- _Given problem_
Leave the pictures out. Return all other data exactly.

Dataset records
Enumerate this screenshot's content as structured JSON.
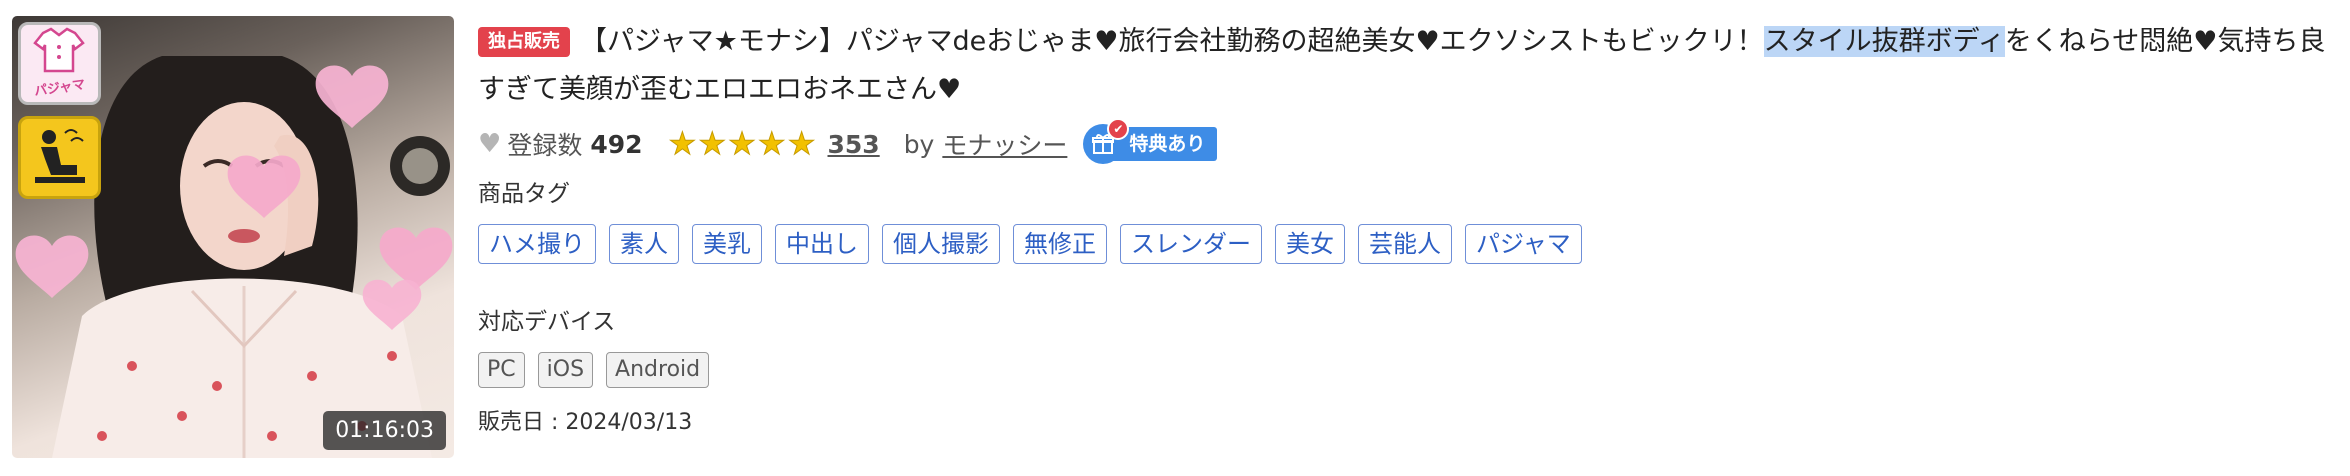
{
  "thumbnail": {
    "duration": "01:16:03",
    "badges": [
      {
        "name": "pajama-badge",
        "label": "パジャマ"
      },
      {
        "name": "pose-badge",
        "label": ""
      }
    ]
  },
  "product": {
    "exclusive_label": "独占販売",
    "title_before": "【パジャマ★モナシ】パジャマdeおじゃま♥旅行会社勤務の超絶美女♥エクソシストもビックリ！",
    "title_highlight": "スタイル抜群ボディ",
    "title_after": "をくねらせ悶絶♥気持ち良すぎて美顔が歪むエロエロおネエさん♥",
    "registered_label": "登録数",
    "registered_count": "492",
    "rating": 5,
    "review_count": "353",
    "by_label": "by",
    "author": "モナッシー",
    "bonus_label": "特典あり"
  },
  "tags_section": {
    "label": "商品タグ",
    "tags": [
      "ハメ撮り",
      "素人",
      "美乳",
      "中出し",
      "個人撮影",
      "無修正",
      "スレンダー",
      "美女",
      "芸能人",
      "パジャマ"
    ]
  },
  "devices_section": {
    "label": "対応デバイス",
    "devices": [
      "PC",
      "iOS",
      "Android"
    ]
  },
  "release": {
    "text": "販売日 : 2024/03/13"
  },
  "colors": {
    "exclusive_bg": "#e3424c",
    "tag_text": "#2d5fc4",
    "bonus_bg": "#3e8ce6",
    "star": "#f2c100",
    "highlight": "#bcd6f6"
  }
}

- _Answer for the task_
Enumerate this screenshot's content as structured JSON.
{
  "thumbnail": {
    "duration": "01:16:03",
    "badges": [
      {
        "name": "pajama-badge",
        "label": "パジャマ"
      },
      {
        "name": "pose-badge",
        "label": ""
      }
    ]
  },
  "product": {
    "exclusive_label": "独占販売",
    "title_before": "【パジャマ★モナシ】パジャマdeおじゃま♥旅行会社勤務の超絶美女♥エクソシストもビックリ！",
    "title_highlight": "スタイル抜群ボディ",
    "title_after": "をくねらせ悶絶♥気持ち良すぎて美顔が歪むエロエロおネエさん♥",
    "registered_label": "登録数",
    "registered_count": "492",
    "rating": 5,
    "review_count": "353",
    "by_label": "by",
    "author": "モナッシー",
    "bonus_label": "特典あり"
  },
  "tags_section": {
    "label": "商品タグ",
    "tags": [
      "ハメ撮り",
      "素人",
      "美乳",
      "中出し",
      "個人撮影",
      "無修正",
      "スレンダー",
      "美女",
      "芸能人",
      "パジャマ"
    ]
  },
  "devices_section": {
    "label": "対応デバイス",
    "devices": [
      "PC",
      "iOS",
      "Android"
    ]
  },
  "release": {
    "text": "販売日 : 2024/03/13"
  },
  "colors": {
    "exclusive_bg": "#e3424c",
    "tag_text": "#2d5fc4",
    "bonus_bg": "#3e8ce6",
    "star": "#f2c100",
    "highlight": "#bcd6f6"
  }
}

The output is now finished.